[start DATA FOR THIS EXERCISE]

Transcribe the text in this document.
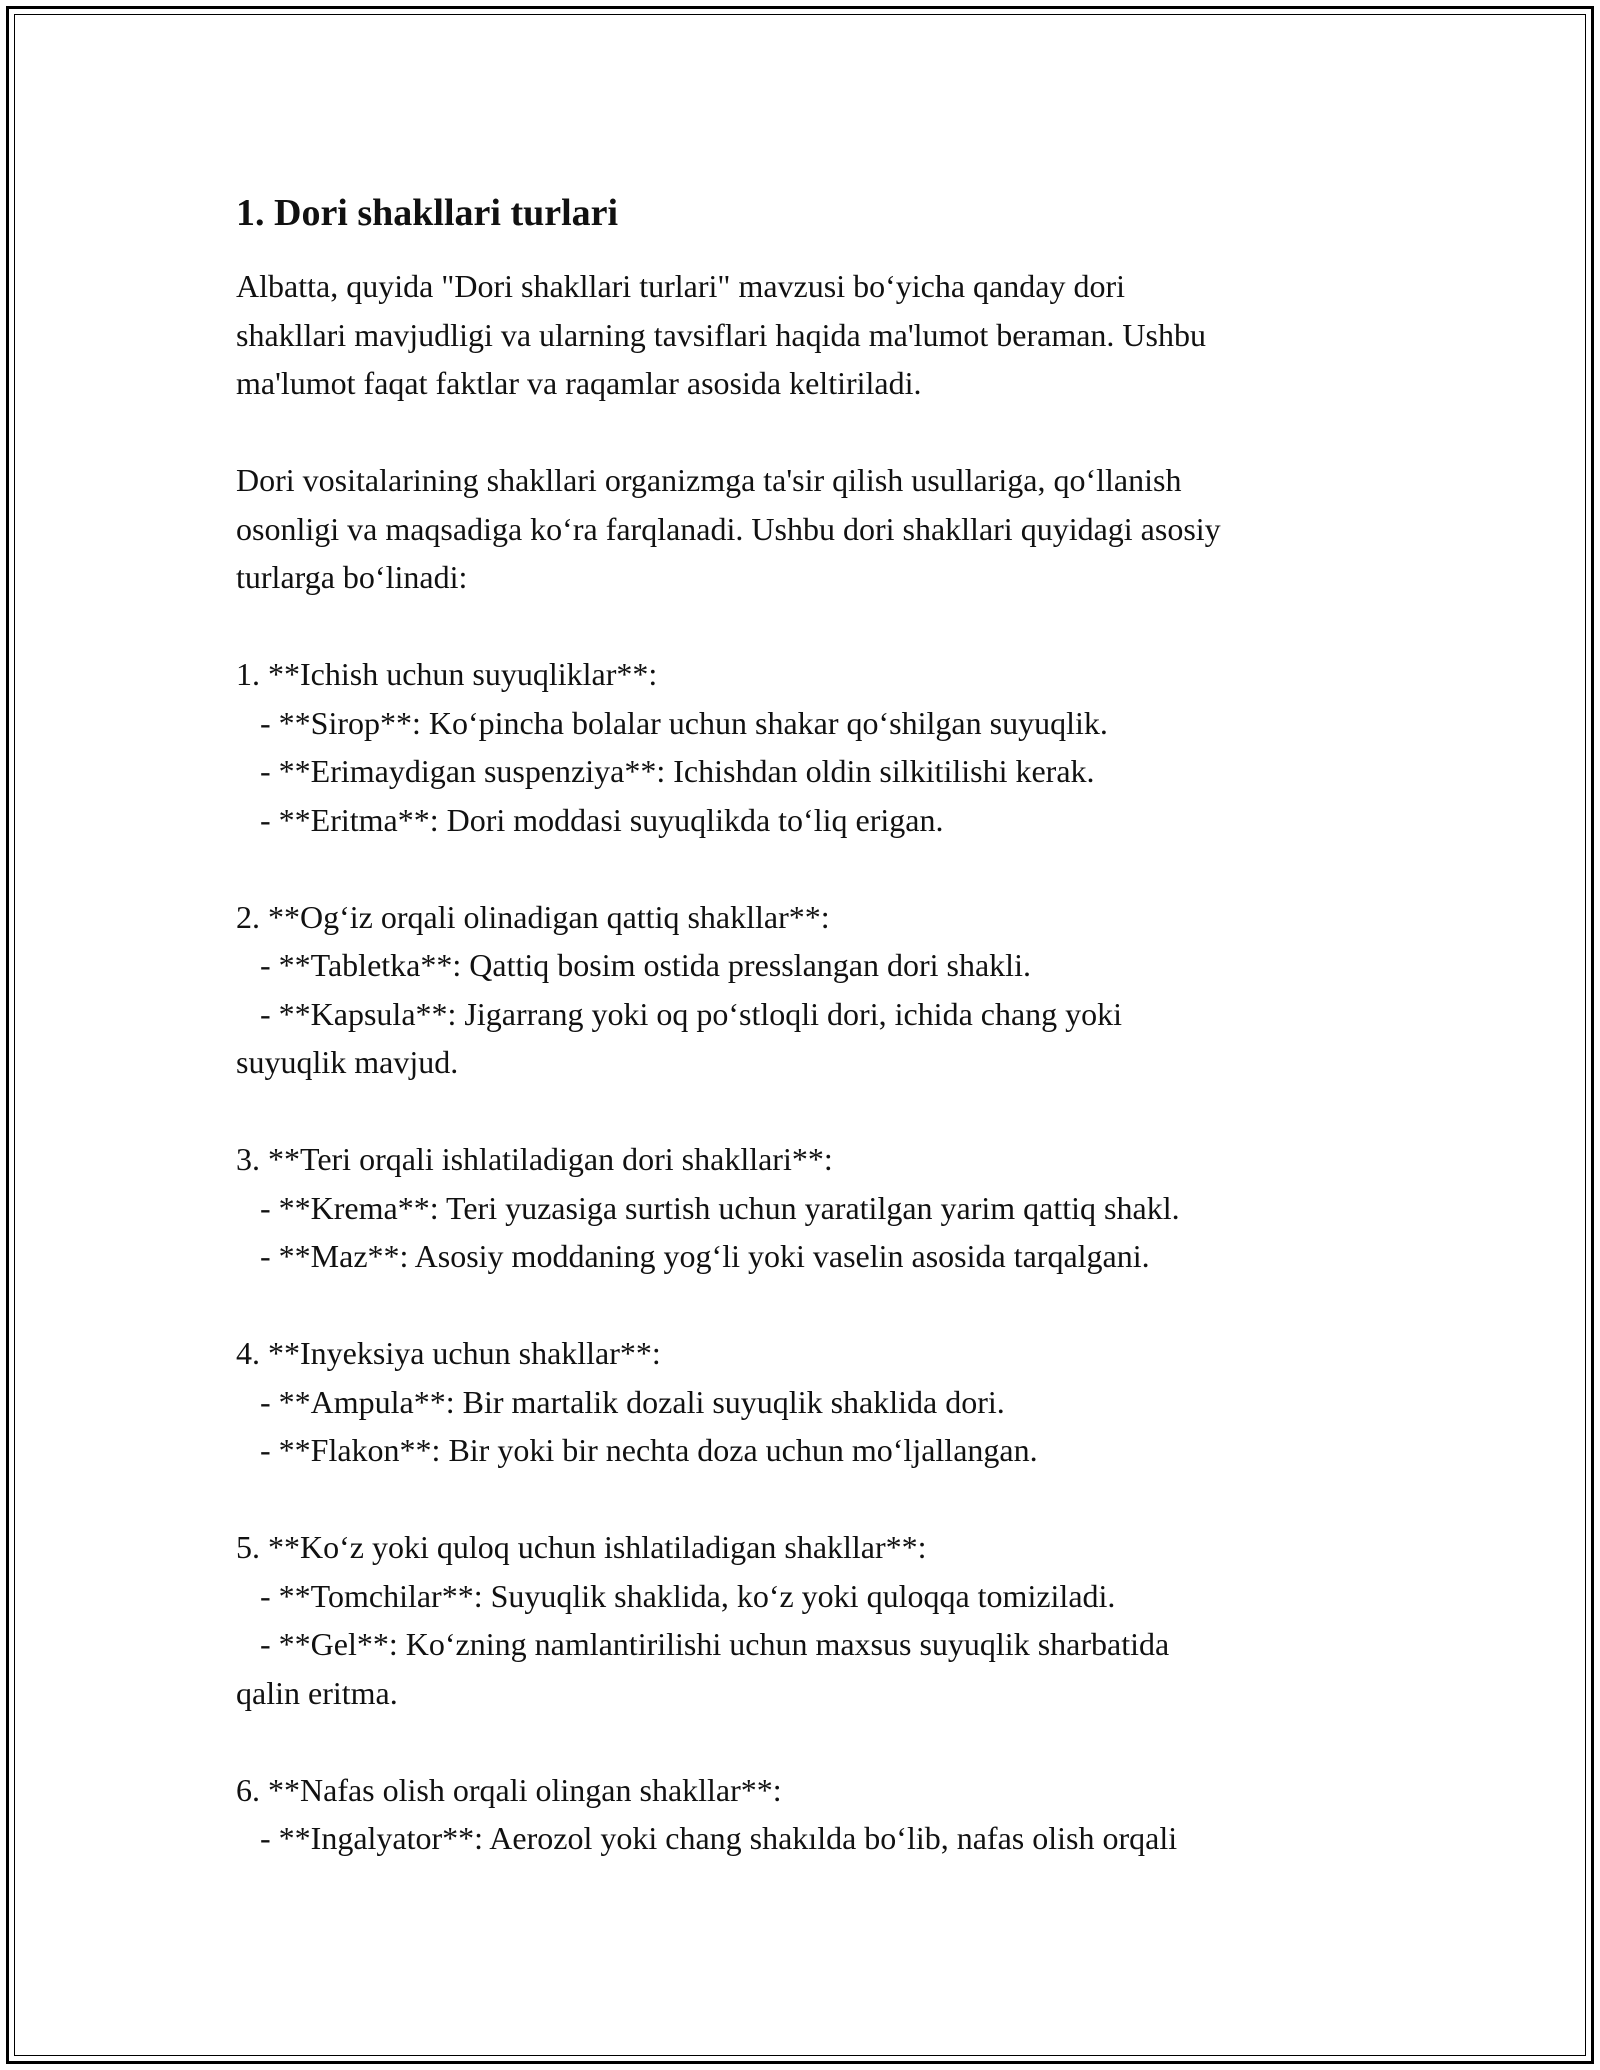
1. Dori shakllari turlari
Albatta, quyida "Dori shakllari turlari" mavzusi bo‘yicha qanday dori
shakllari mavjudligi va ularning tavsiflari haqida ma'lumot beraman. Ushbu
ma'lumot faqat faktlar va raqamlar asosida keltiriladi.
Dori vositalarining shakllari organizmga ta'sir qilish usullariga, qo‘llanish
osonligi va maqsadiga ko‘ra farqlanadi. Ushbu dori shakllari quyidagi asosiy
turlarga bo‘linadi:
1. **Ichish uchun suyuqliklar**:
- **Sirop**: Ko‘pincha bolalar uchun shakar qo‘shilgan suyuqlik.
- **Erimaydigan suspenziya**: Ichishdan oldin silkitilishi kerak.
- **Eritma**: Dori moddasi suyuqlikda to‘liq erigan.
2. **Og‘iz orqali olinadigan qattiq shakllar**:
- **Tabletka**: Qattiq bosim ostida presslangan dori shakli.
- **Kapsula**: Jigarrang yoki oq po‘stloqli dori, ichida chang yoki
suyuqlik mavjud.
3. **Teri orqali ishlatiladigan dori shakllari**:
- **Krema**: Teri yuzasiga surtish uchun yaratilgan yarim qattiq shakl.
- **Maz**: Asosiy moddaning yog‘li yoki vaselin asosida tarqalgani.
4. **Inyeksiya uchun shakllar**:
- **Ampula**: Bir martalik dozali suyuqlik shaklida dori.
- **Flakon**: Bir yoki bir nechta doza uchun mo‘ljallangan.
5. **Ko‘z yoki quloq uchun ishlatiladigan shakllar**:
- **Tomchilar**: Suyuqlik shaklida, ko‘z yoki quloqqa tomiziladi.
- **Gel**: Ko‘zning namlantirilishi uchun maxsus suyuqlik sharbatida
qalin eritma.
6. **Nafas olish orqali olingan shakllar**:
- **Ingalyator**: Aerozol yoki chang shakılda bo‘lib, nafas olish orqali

[end DATA FOR THIS EXERCISE]
[start DATA FOR THIS EXERCISE]

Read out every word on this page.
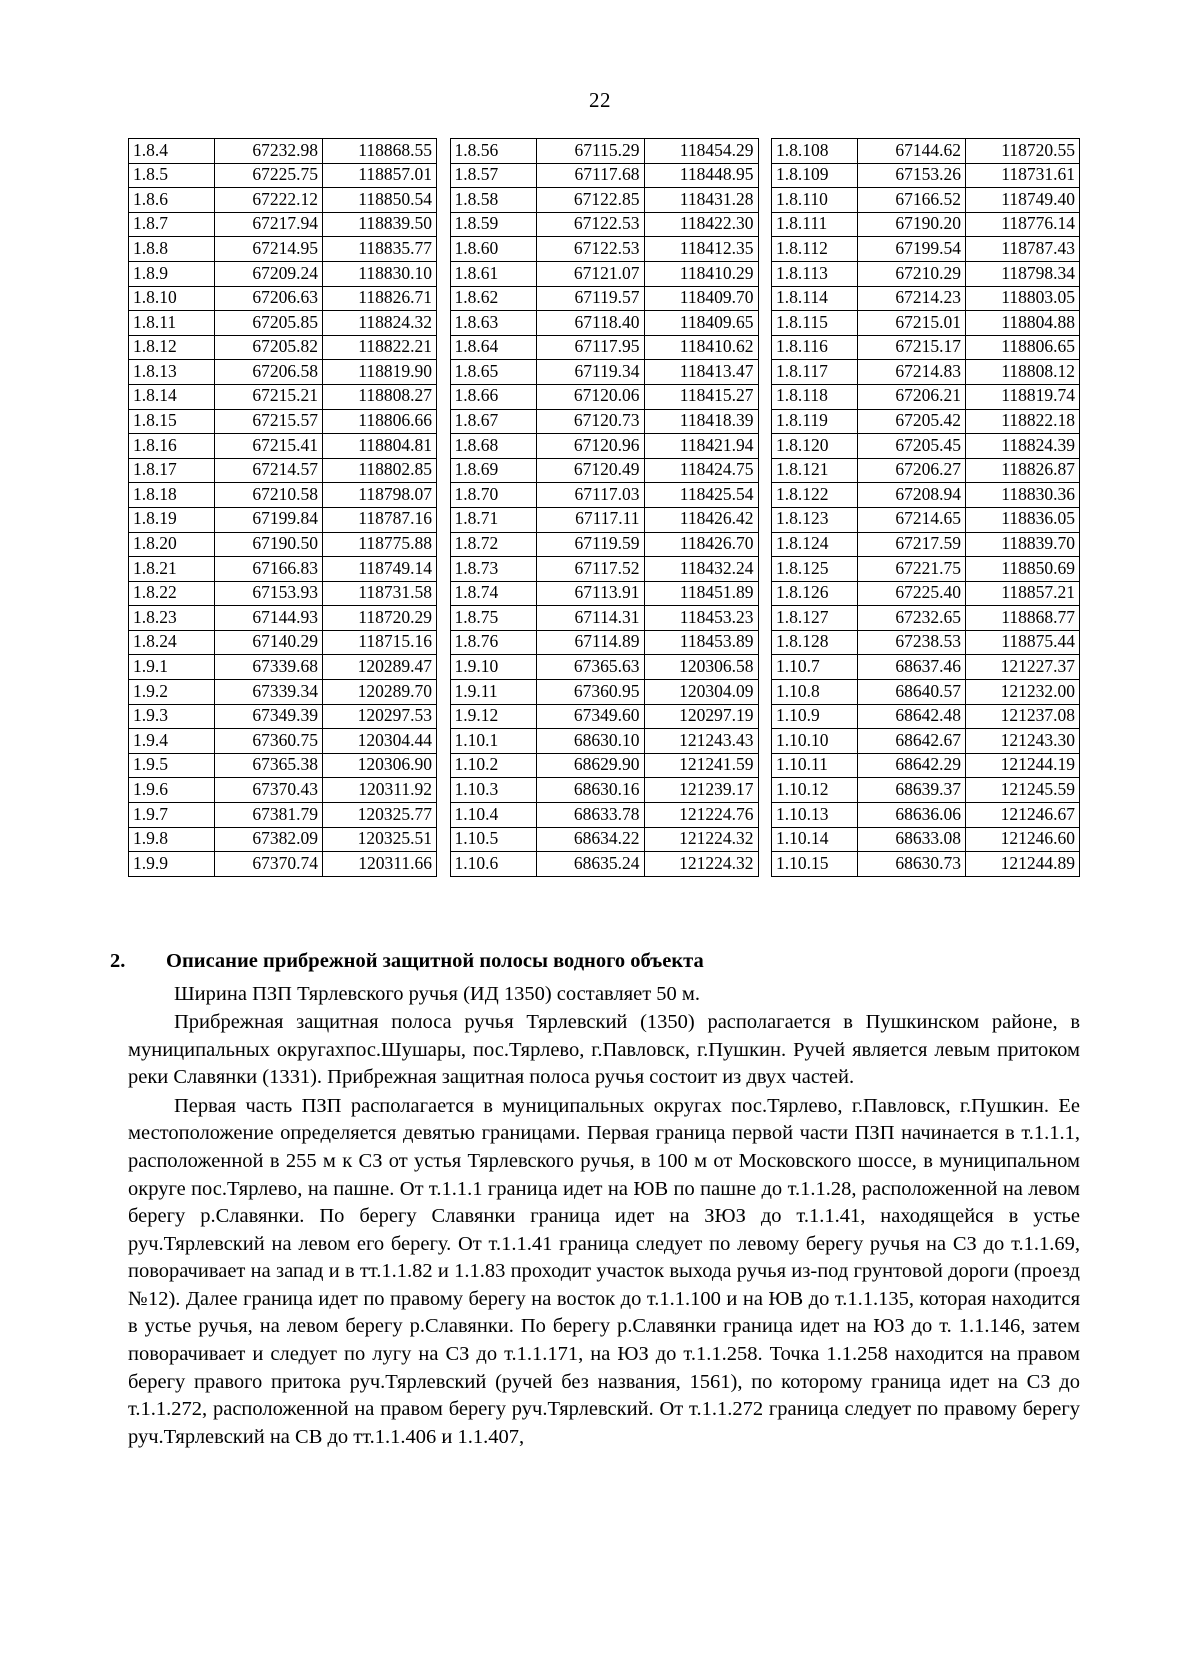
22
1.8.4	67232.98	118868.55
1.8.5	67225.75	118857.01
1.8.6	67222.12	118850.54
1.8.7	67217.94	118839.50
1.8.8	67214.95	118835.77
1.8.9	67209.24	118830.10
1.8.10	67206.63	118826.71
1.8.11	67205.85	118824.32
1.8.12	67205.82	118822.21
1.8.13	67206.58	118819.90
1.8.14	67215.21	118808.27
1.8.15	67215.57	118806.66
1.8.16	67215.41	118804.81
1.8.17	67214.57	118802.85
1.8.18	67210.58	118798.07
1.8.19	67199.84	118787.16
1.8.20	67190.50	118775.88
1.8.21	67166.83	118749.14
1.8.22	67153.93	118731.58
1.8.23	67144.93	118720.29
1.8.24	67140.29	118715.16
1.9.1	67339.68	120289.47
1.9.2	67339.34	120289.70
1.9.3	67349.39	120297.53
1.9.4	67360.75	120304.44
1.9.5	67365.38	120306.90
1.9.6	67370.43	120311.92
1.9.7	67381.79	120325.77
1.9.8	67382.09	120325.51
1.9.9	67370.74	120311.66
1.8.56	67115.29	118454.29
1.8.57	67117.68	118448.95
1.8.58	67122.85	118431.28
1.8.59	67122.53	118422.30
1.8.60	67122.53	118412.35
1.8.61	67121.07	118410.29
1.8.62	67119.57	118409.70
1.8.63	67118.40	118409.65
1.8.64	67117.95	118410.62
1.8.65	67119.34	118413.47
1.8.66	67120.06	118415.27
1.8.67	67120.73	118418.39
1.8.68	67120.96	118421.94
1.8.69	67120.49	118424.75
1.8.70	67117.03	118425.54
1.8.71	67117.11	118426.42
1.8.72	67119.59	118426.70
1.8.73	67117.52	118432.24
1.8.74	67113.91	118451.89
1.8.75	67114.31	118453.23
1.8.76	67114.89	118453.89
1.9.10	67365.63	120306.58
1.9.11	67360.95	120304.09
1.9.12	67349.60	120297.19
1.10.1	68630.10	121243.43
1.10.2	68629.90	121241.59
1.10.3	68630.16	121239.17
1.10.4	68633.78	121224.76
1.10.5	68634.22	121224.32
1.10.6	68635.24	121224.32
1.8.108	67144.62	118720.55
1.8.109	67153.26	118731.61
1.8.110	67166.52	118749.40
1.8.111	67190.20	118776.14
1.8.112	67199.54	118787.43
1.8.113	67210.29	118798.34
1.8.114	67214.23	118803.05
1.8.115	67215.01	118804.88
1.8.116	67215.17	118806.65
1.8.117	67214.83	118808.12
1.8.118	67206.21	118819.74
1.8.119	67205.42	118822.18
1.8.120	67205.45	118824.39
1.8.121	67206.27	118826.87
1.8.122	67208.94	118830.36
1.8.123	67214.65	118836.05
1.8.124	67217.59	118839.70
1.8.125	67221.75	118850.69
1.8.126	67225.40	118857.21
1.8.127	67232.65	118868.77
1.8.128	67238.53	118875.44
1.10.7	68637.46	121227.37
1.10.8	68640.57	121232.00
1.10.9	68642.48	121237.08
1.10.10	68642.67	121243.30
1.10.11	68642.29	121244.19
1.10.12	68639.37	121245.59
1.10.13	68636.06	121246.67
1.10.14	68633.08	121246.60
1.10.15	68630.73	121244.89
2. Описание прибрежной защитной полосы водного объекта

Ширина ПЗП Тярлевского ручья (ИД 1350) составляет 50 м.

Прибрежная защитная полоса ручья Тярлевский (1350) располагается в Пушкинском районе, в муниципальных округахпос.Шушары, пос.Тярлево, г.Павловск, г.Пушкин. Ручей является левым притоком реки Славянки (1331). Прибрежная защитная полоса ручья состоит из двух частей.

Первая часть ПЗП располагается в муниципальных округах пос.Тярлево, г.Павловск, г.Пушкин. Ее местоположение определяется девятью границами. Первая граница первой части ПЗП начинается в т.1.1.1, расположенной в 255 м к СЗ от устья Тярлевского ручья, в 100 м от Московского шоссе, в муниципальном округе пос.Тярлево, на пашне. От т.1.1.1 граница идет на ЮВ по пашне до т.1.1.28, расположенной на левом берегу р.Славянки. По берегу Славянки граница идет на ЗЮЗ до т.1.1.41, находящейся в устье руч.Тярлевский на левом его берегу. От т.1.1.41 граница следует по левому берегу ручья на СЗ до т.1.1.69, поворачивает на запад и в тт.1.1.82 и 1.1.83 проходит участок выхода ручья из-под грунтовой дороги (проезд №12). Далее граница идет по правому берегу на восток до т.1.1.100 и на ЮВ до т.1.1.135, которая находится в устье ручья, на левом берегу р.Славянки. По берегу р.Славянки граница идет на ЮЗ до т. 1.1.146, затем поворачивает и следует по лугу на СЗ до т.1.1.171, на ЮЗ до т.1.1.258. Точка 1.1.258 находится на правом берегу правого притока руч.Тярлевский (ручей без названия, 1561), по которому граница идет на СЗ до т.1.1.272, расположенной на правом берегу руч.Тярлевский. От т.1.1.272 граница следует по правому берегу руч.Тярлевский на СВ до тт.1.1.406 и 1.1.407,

[end DATA FOR THIS EXERCISE]
[start DATA FOR THIS EXERCISE]

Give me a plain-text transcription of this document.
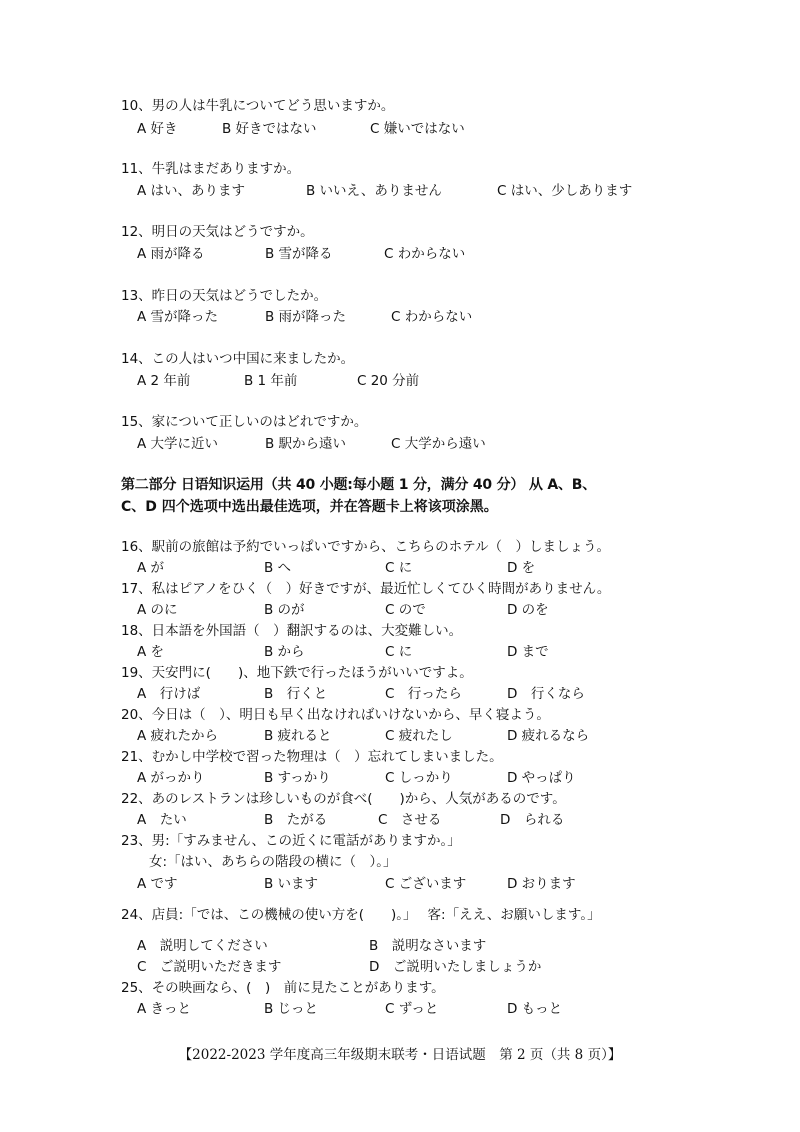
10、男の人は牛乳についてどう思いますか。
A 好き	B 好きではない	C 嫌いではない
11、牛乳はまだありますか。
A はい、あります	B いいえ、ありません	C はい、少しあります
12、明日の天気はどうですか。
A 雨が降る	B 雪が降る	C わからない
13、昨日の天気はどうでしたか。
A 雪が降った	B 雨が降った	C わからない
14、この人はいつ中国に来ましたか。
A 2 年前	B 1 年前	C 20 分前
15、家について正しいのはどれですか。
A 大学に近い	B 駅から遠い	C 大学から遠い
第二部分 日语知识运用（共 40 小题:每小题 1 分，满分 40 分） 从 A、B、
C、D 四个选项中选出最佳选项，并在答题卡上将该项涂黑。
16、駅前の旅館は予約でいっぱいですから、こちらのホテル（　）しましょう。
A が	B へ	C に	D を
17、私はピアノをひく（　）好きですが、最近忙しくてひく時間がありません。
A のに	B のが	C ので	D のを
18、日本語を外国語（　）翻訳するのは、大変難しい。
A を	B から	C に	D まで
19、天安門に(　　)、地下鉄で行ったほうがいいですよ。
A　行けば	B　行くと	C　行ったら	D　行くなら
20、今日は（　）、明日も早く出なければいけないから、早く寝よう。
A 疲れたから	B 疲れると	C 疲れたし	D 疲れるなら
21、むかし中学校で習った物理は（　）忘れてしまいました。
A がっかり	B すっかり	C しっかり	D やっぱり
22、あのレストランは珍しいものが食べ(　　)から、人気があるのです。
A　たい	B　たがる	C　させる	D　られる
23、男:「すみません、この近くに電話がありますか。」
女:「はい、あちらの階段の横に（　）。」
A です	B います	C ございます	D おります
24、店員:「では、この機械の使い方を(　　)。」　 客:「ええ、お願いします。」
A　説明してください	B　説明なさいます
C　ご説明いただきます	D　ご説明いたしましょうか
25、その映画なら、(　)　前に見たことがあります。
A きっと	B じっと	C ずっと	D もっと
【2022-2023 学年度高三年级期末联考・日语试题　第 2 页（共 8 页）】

[end DATA FOR THIS EXERCISE]

(WHAT IS ASKED): Identify every line above that includes the word "shakllari", and show those lines.

(RIGHT ANSWER):
1. Dori shakllari turlari
Albatta, quyida "Dori shakllari turlari" mavzusi bo‘yicha qanday dori
shakllari mavjudligi va ularning tavsiflari haqida ma'lumot beraman. Ushbu
Dori vositalarining shakllari organizmga ta'sir qilish usullariga, qo‘llanish
osonligi va maqsadiga ko‘ra farqlanadi. Ushbu dori shakllari quyidagi asosiy
3. **Teri orqali ishlatiladigan dori shakllari**:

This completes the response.